* Records for this task *
+++

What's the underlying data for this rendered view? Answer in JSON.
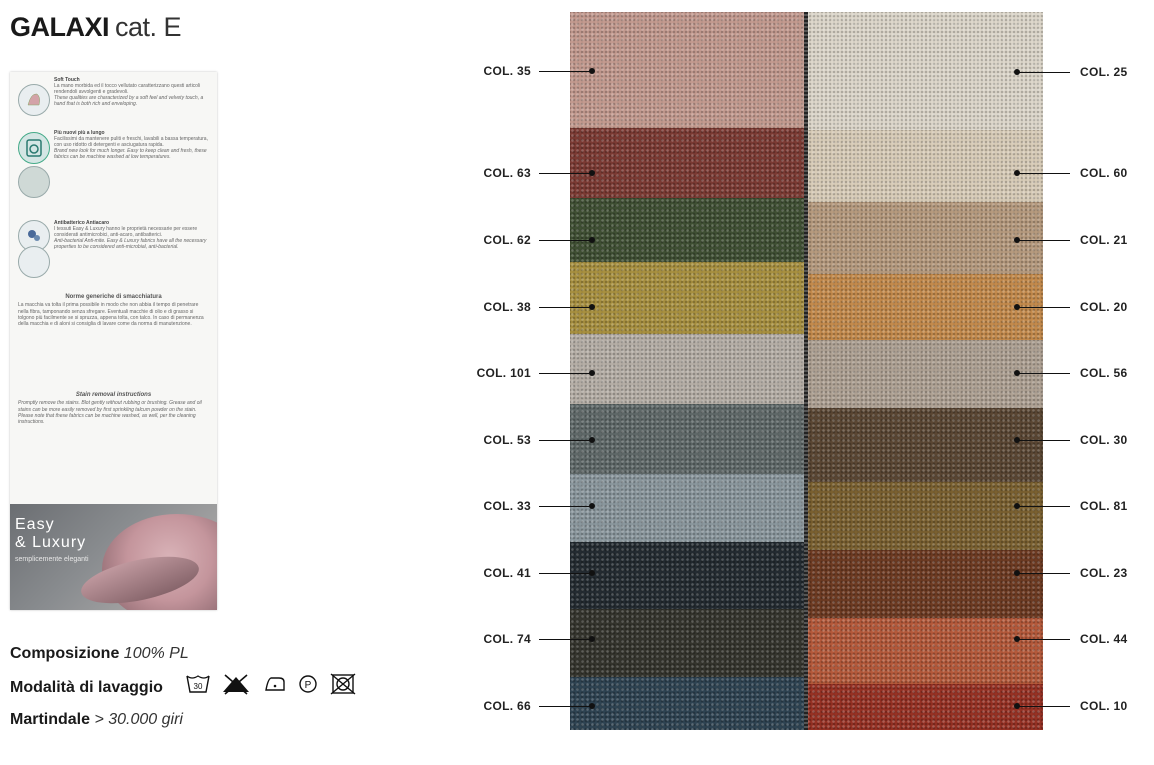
{
  "header": {
    "name": "GALAXI",
    "category": "cat. E"
  },
  "sheet": {
    "features": [
      {
        "icon": "hand-touch-icon",
        "title": "Soft Touch",
        "it": "La mano morbida ed il tocco vellutato caratterizzano questi articoli rendendoli avvolgenti e gradevoli.",
        "en": "These qualities are characterized by a soft feel and velvety touch, a hand that is both rich and enveloping."
      },
      {
        "icon": "washing-icon",
        "title": "Più nuovi più a lungo",
        "it": "Facilissimi da mantenere puliti e freschi, lavabili a bassa temperatura, con uso ridotto di detergenti e asciugatura rapida.",
        "en": "Brand new look for much longer. Easy to keep clean and fresh, these fabrics can be machine washed at low temperatures."
      },
      {
        "icon": "mite-icon",
        "title": "Antibatterico Antiacaro",
        "it": "I tessuti Easy & Luxury hanno le proprietà necessarie per essere considerati antimicrobici, anti-acaro, antibatterici.",
        "en": "Anti-bacterial Anti-mite. Easy & Luxury fabrics have all the necessary properties to be considered anti-microbial, anti-bacterial."
      }
    ],
    "stain_it_title": "Norme generiche di smacchiatura",
    "stain_it": "La macchia va tolta il prima possibile in modo che non abbia il tempo di penetrare nella fibra, tamponando senza sfregare. Eventuali macchie di olio e di grasso si tolgono più facilmente se si spruzza, appena tolta, con talco. In caso di permanenza della macchia e di aloni si consiglia di lavare come da norma di manutenzione.",
    "stain_en_title": "Stain removal instructions",
    "stain_en": "Promptly remove the stains. Blot gently without rubbing or brushing. Grease and oil stains can be more easily removed by first sprinkling talcum powder on the stain. Please note that these fabrics can be machine washed, as well, per the cleaning instructions.",
    "promo": {
      "line1": "Easy",
      "line2": "& Luxury",
      "tagline": "semplicemente eleganti"
    }
  },
  "specs": {
    "composition_label": "Composizione",
    "composition_value": "100% PL",
    "washing_label": "Modalità di lavaggio",
    "care_icons": [
      "wash-30-icon",
      "no-bleach-icon",
      "iron-low-icon",
      "dry-clean-p-icon",
      "no-tumble-dry-icon"
    ],
    "martindale_label": "Martindale",
    "martindale_value": "> 30.000 giri"
  },
  "swatches": {
    "left": [
      {
        "code": "COL. 35",
        "color": "#c39a8f"
      },
      {
        "code": "COL. 63",
        "color": "#7b3a33"
      },
      {
        "code": "COL. 62",
        "color": "#3f4f33"
      },
      {
        "code": "COL. 38",
        "color": "#a89040"
      },
      {
        "code": "COL. 101",
        "color": "#b5aea6"
      },
      {
        "code": "COL. 53",
        "color": "#5f6868"
      },
      {
        "code": "COL. 33",
        "color": "#8a979d"
      },
      {
        "code": "COL. 41",
        "color": "#242b31"
      },
      {
        "code": "COL. 74",
        "color": "#34342d"
      },
      {
        "code": "COL. 66",
        "color": "#2e4352"
      }
    ],
    "right": [
      {
        "code": "COL. 25",
        "color": "#ddd7cb"
      },
      {
        "code": "COL. 60",
        "color": "#d8ccb8"
      },
      {
        "code": "COL. 21",
        "color": "#b69a7e"
      },
      {
        "code": "COL. 20",
        "color": "#c38a4c"
      },
      {
        "code": "COL. 56",
        "color": "#aea193"
      },
      {
        "code": "COL. 30",
        "color": "#5a4633"
      },
      {
        "code": "COL. 81",
        "color": "#7a6030"
      },
      {
        "code": "COL. 23",
        "color": "#6d3a22"
      },
      {
        "code": "COL. 44",
        "color": "#b4593a"
      },
      {
        "code": "COL. 10",
        "color": "#963124"
      }
    ]
  }
}
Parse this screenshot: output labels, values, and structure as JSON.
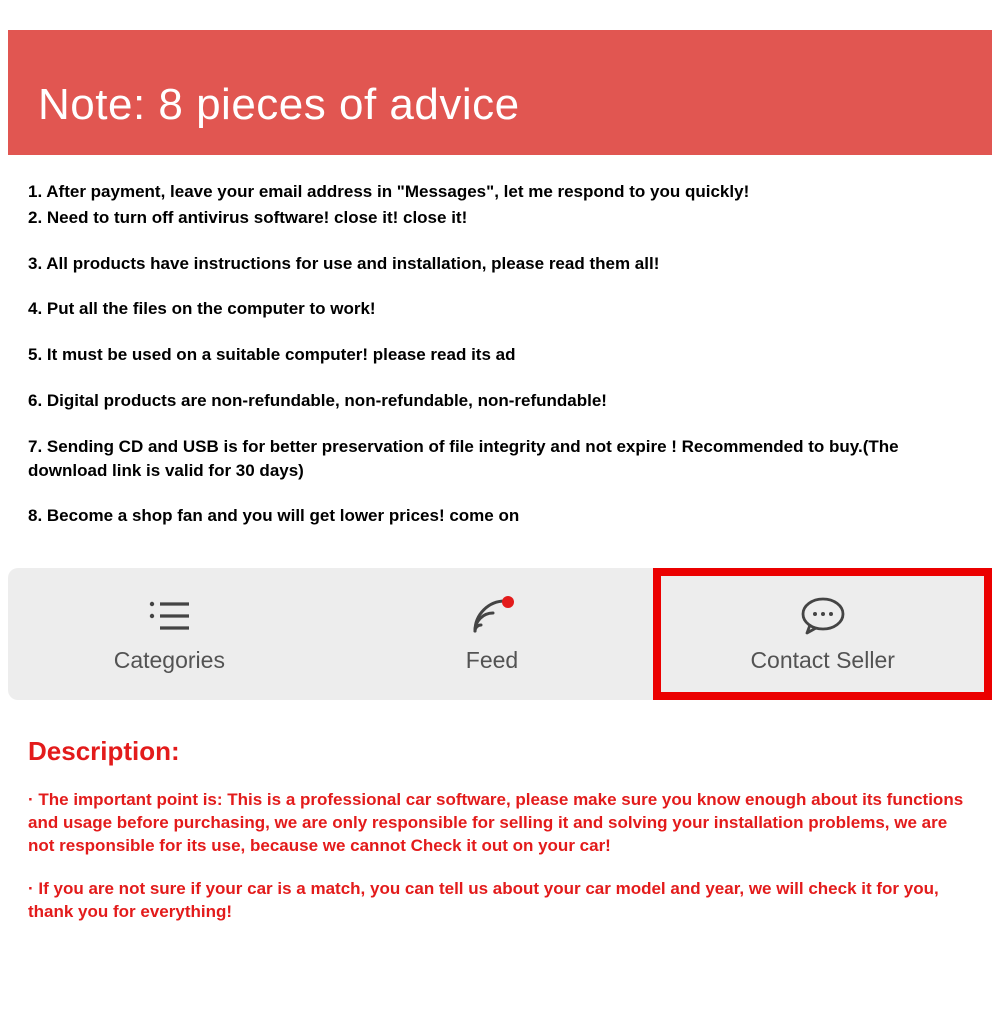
{
  "banner": {
    "title": "Note: 8 pieces of advice"
  },
  "advice": {
    "items": [
      "1. After payment, leave your email address in \"Messages\", let me respond to you quickly!",
      "2. Need to turn off antivirus software! close it! close it!",
      "3. All products have instructions for use and installation, please read them all!",
      "4. Put all the files on the computer to work!",
      "5. It must be used on a suitable computer! please read its ad",
      "6. Digital products are non-refundable, non-refundable, non-refundable!",
      "7. Sending CD and USB is for better preservation of file integrity and not expire ! Recommended to buy.(The download link is valid for 30 days)",
      "8. Become a shop fan and you will get lower prices! come on"
    ]
  },
  "nav": {
    "categories": "Categories",
    "feed": "Feed",
    "contact": "Contact Seller"
  },
  "description": {
    "title": "Description:",
    "p1": "· The important point is: This is a professional car software, please make sure you know enough about its functions and usage before purchasing, we are only responsible for selling it and solving your installation problems, we are not responsible for its use, because we cannot Check it out on your car!",
    "p2": "· If you are not sure if your car is a match, you can tell us about your car model and year, we will check it for you, thank you for everything!"
  }
}
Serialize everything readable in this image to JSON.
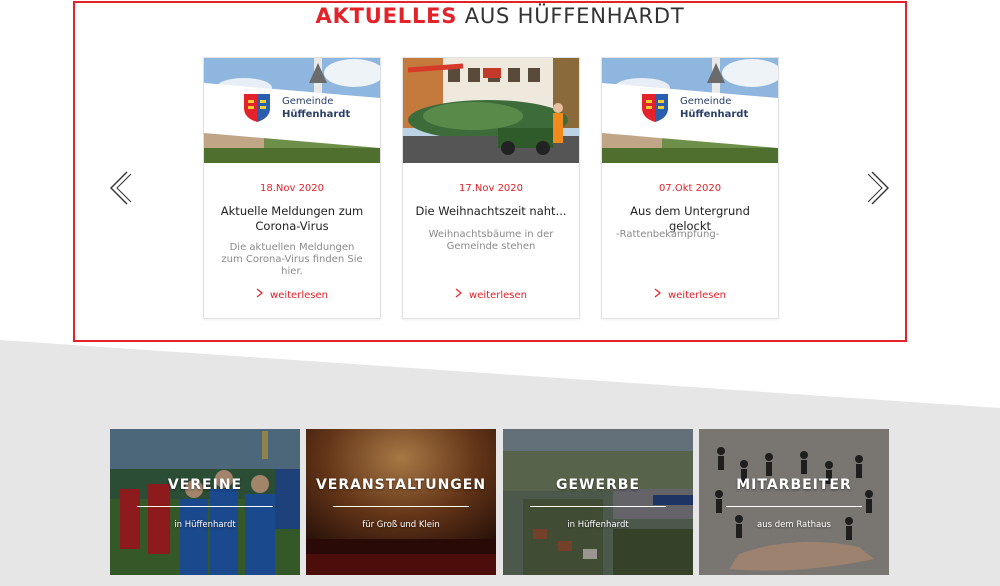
{
  "news": {
    "title_accent": "AKTUELLES",
    "title_rest": "AUS HÜFFENHARDT",
    "prev_icon": "chevron-left-icon",
    "next_icon": "chevron-right-icon",
    "items": [
      {
        "date": "18.Nov 2020",
        "title": "Aktuelle Meldungen zum Corona-Virus",
        "description": "Die aktuellen Meldungen zum Corona-Virus finden Sie hier.",
        "more": "weiterlesen",
        "image": "gemeinde-logo",
        "logo_line1": "Gemeinde",
        "logo_line2": "Hüffenhardt"
      },
      {
        "date": "17.Nov 2020",
        "title": "Die Weihnachtszeit naht...",
        "description": "Weihnachtsbäume in der Gemeinde stehen",
        "more": "weiterlesen",
        "image": "christmas-tree-delivery"
      },
      {
        "date": "07.Okt 2020",
        "title": "Aus dem Untergrund gelockt",
        "description": "-Rattenbekämpfung-",
        "more": "weiterlesen",
        "image": "gemeinde-logo",
        "logo_line1": "Gemeinde",
        "logo_line2": "Hüffenhardt"
      }
    ]
  },
  "tiles": [
    {
      "title": "VEREINE",
      "subtitle": "in Hüffenhardt",
      "image": "football-team"
    },
    {
      "title": "VERANSTALTUNGEN",
      "subtitle": "für Groß und Klein",
      "image": "concert-audience"
    },
    {
      "title": "GEWERBE",
      "subtitle": "in Hüffenhardt",
      "image": "aerial-town"
    },
    {
      "title": "MITARBEITER",
      "subtitle": "aus dem Rathaus",
      "image": "people-in-hand"
    }
  ],
  "colors": {
    "accent": "#e3222a",
    "grey_band": "#e6e6e6",
    "text": "#222222",
    "muted": "#8a8a8a"
  }
}
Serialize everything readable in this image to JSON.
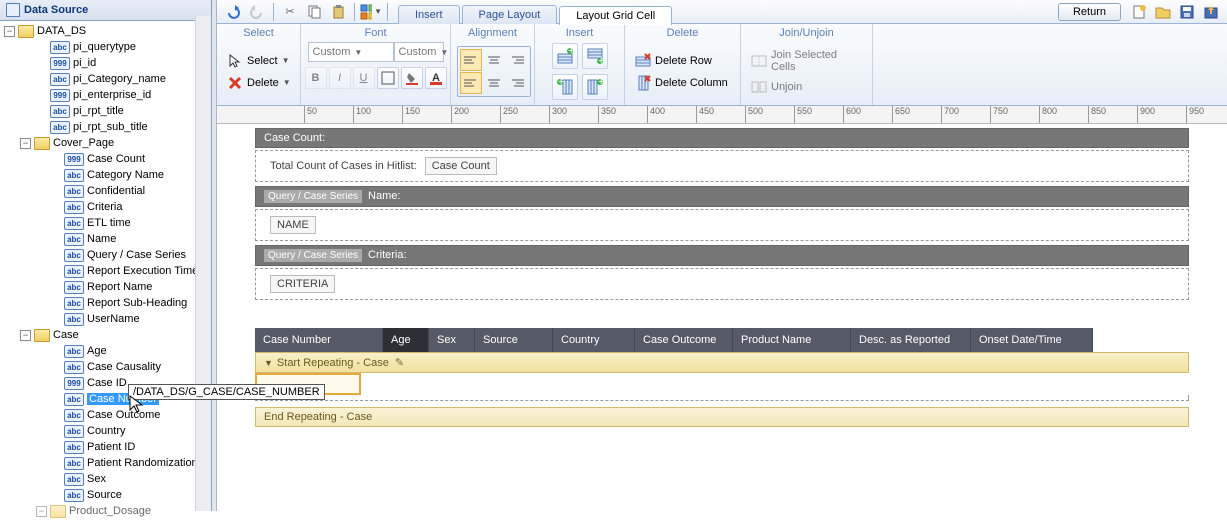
{
  "panel_title": "Data Source",
  "tree": {
    "root": "DATA_DS",
    "items_lvl1": [
      {
        "badge": "abc",
        "label": "pi_querytype"
      },
      {
        "badge": "999",
        "label": "pi_id"
      },
      {
        "badge": "abc",
        "label": "pi_Category_name"
      },
      {
        "badge": "999",
        "label": "pi_enterprise_id"
      },
      {
        "badge": "abc",
        "label": "pi_rpt_title"
      },
      {
        "badge": "abc",
        "label": "pi_rpt_sub_title"
      }
    ],
    "cover": "Cover_Page",
    "cover_items": [
      {
        "badge": "999",
        "label": "Case Count"
      },
      {
        "badge": "abc",
        "label": "Category Name"
      },
      {
        "badge": "abc",
        "label": "Confidential"
      },
      {
        "badge": "abc",
        "label": "Criteria"
      },
      {
        "badge": "abc",
        "label": "ETL time"
      },
      {
        "badge": "abc",
        "label": "Name"
      },
      {
        "badge": "abc",
        "label": "Query / Case Series"
      },
      {
        "badge": "abc",
        "label": "Report Execution Time"
      },
      {
        "badge": "abc",
        "label": "Report Name"
      },
      {
        "badge": "abc",
        "label": "Report Sub-Heading"
      },
      {
        "badge": "abc",
        "label": "UserName"
      }
    ],
    "case": "Case",
    "case_items": [
      {
        "badge": "abc",
        "label": "Age"
      },
      {
        "badge": "abc",
        "label": "Case Causality"
      },
      {
        "badge": "999",
        "label": "Case ID"
      },
      {
        "badge": "abc",
        "label": "Case Number",
        "selected": true
      },
      {
        "badge": "abc",
        "label": "Case Outcome"
      },
      {
        "badge": "abc",
        "label": "Country"
      },
      {
        "badge": "abc",
        "label": "Patient ID"
      },
      {
        "badge": "abc",
        "label": "Patient Randomization N"
      },
      {
        "badge": "abc",
        "label": "Sex"
      },
      {
        "badge": "abc",
        "label": "Source"
      }
    ],
    "next_folder": "Product_Dosage"
  },
  "path_tooltip": "/DATA_DS/G_CASE/CASE_NUMBER",
  "top_tabs": [
    "Insert",
    "Page Layout",
    "Layout Grid Cell"
  ],
  "active_tab_index": 2,
  "return_btn": "Return",
  "ribbon": {
    "groups": {
      "select": {
        "title": "Select",
        "select_btn": "Select",
        "delete_btn": "Delete"
      },
      "font": {
        "title": "Font",
        "combo1": "Custom",
        "combo2": "Custom"
      },
      "alignment": {
        "title": "Alignment"
      },
      "insert": {
        "title": "Insert"
      },
      "delete": {
        "title": "Delete",
        "row": "Delete Row",
        "col": "Delete Column"
      },
      "join": {
        "title": "Join/Unjoin",
        "join": "Join Selected Cells",
        "unjoin": "Unjoin"
      }
    }
  },
  "ruler_marks": [
    50,
    100,
    150,
    200,
    250,
    300,
    350,
    400,
    450,
    500,
    550,
    600,
    650,
    700,
    750,
    800,
    850,
    900,
    950
  ],
  "bands": {
    "case_count_head": "Case Count:",
    "case_count_body_label": "Total Count of Cases in Hitlist:",
    "case_count_field": "Case Count",
    "qcs_name_head_tag": "Query / Case Series",
    "qcs_name_head_lbl": "Name:",
    "qcs_name_field": "NAME",
    "qcs_crit_head_lbl": "Criteria:",
    "qcs_crit_field": "CRITERIA"
  },
  "table_columns": [
    "Case Number",
    "Age",
    "Sex",
    "Source",
    "Country",
    "Case Outcome",
    "Product Name",
    "Desc. as Reported",
    "Onset Date/Time"
  ],
  "repeat_start": "Start Repeating - Case",
  "repeat_end": "End Repeating - Case"
}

+++

* Assignment *
Whenever a line above includes the string "instructions", copy it.

* Response *
    "stain_en_title": "Stain removal instructions",
    "stain_en": "Promptly remove the stains. Blot gently without rubbing or brushing. Grease and oil stains can be more easily removed by first sprinkling talcum powder on the stain. Please note that these fabrics can be machine washed, as well, per the cleaning instructions.",
      "3. All products have instructions for use and installation, please read them all!",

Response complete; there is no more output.